__AIM__
Scan the data beneath this task and copy each line that includes "metodą".

__DATA LISTING__
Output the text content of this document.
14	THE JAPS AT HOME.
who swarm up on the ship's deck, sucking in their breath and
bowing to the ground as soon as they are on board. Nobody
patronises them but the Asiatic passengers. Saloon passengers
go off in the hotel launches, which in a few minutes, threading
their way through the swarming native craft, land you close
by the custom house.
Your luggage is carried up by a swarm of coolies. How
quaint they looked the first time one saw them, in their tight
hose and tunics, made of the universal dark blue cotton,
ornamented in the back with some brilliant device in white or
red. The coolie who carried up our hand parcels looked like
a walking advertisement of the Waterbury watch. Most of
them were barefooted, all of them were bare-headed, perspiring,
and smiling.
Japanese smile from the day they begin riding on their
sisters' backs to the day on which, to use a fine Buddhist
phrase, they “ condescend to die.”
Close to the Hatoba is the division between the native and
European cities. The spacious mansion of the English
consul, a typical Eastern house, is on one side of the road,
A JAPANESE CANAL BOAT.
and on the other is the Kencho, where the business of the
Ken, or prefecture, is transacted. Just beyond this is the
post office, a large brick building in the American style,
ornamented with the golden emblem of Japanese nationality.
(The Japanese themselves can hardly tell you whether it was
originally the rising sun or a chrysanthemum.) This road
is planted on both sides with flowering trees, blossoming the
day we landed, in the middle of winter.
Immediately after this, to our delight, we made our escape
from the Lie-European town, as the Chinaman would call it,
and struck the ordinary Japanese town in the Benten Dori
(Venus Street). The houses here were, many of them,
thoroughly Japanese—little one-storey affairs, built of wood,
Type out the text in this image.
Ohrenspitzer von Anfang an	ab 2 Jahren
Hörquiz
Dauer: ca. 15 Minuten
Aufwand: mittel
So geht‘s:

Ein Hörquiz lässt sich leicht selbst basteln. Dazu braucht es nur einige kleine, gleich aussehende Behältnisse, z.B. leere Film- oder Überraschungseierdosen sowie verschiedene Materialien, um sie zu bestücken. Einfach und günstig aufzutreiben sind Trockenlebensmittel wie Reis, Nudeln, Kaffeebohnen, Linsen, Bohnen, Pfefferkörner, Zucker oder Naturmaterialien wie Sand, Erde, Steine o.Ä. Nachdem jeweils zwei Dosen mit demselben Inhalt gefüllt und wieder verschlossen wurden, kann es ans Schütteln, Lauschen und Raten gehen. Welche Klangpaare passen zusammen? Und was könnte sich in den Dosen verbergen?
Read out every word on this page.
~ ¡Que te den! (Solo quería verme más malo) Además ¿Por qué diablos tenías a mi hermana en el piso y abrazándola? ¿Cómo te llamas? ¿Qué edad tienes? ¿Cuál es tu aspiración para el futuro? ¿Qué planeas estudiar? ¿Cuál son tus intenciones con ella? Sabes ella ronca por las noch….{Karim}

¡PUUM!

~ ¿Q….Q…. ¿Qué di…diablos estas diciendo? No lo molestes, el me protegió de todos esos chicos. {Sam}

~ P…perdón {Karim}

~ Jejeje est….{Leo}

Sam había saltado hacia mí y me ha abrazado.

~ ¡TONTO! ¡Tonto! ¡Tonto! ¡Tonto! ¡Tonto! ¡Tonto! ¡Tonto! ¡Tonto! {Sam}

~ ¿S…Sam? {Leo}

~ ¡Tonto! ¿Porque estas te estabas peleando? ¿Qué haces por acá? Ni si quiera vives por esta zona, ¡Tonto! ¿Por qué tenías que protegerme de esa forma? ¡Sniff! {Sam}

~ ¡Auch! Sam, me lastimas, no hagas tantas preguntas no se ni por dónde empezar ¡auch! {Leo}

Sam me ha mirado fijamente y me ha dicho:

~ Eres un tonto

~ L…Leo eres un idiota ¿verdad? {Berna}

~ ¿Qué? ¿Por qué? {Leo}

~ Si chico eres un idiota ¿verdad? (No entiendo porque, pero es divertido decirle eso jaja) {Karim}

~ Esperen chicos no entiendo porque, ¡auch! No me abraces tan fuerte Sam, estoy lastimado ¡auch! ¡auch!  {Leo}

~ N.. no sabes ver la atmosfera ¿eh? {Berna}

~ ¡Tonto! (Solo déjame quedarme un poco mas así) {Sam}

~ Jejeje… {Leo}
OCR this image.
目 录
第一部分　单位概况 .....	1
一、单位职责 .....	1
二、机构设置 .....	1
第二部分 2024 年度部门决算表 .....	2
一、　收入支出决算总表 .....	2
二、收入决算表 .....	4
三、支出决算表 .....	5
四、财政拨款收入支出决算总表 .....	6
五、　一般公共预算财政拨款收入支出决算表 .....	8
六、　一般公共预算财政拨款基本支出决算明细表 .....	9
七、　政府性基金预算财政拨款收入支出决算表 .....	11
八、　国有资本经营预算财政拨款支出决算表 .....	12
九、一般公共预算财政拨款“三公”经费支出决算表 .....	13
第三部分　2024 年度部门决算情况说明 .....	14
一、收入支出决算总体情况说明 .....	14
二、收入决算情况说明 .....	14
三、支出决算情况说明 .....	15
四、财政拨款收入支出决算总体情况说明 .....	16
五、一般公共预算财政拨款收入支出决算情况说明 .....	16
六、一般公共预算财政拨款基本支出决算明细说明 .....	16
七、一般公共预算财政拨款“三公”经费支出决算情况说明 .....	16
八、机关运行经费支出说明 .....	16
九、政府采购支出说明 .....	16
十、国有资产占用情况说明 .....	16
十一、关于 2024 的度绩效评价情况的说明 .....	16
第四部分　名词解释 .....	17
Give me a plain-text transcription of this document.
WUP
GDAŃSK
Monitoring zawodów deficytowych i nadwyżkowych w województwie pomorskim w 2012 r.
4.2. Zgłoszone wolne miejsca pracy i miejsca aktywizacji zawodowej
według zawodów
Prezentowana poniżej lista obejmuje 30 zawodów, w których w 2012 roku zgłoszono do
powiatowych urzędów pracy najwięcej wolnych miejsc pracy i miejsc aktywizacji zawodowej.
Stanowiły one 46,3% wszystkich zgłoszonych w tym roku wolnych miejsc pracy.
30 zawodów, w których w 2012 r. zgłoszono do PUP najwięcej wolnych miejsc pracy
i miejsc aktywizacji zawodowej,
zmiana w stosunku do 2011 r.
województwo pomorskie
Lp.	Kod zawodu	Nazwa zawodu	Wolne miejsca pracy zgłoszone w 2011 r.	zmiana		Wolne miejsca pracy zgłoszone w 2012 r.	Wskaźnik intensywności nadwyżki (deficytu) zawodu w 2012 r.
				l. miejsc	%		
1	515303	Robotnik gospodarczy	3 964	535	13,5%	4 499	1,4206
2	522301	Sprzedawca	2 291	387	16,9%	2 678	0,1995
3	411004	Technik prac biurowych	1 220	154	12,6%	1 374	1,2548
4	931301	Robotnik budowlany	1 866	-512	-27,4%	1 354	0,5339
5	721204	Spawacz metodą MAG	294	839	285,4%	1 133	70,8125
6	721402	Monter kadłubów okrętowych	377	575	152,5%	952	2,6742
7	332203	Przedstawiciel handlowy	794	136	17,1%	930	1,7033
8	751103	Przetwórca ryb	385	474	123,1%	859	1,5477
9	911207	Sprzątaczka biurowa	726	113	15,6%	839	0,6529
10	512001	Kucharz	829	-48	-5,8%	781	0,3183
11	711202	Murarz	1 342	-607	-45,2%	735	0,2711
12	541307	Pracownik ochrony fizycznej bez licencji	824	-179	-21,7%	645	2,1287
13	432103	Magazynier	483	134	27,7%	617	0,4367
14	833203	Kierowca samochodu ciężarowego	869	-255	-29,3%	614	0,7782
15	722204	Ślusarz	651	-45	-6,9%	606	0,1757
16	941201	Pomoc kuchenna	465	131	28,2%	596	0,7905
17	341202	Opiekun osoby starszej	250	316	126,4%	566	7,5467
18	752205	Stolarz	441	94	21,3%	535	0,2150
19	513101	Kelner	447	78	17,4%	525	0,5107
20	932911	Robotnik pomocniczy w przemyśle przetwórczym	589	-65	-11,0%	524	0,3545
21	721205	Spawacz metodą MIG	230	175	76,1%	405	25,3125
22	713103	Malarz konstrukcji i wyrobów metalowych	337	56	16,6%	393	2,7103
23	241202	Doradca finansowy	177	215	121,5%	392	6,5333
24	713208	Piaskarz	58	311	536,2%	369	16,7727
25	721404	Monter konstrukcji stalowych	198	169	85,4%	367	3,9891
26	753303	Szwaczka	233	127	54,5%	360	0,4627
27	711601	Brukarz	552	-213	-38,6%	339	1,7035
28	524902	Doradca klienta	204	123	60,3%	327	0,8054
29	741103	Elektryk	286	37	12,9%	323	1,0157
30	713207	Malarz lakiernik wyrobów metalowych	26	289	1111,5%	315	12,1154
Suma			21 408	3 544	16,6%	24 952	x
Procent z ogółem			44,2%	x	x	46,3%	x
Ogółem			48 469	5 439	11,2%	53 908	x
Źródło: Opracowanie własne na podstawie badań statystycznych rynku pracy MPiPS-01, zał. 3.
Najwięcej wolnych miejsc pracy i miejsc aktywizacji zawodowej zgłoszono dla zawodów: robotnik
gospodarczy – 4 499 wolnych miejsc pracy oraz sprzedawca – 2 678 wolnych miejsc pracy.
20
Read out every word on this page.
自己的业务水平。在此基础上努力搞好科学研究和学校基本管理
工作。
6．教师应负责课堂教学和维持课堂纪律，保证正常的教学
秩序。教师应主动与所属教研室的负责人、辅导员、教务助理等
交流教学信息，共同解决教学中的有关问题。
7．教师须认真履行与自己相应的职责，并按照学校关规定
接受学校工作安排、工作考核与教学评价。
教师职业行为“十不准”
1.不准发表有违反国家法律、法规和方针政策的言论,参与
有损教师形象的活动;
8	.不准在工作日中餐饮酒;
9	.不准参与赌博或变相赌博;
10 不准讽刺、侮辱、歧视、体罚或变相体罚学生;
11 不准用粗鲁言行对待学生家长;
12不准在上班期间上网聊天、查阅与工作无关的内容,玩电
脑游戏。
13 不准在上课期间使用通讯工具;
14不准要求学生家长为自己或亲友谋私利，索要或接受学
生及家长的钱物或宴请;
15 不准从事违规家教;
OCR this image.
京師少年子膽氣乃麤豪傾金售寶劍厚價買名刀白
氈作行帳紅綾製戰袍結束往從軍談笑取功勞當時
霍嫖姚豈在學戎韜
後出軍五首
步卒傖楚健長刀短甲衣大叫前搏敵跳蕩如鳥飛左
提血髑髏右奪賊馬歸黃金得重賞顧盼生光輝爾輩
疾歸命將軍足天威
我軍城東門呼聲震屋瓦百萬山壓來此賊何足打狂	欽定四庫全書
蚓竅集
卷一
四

__RESULT FOR THIS EXERCISE__
5	721204	Spawacz metodą MAG	294	839	285,4%	1 133	70,8125
21	721205	Spawacz metodą MIG	230	175	76,1%	405	25,3125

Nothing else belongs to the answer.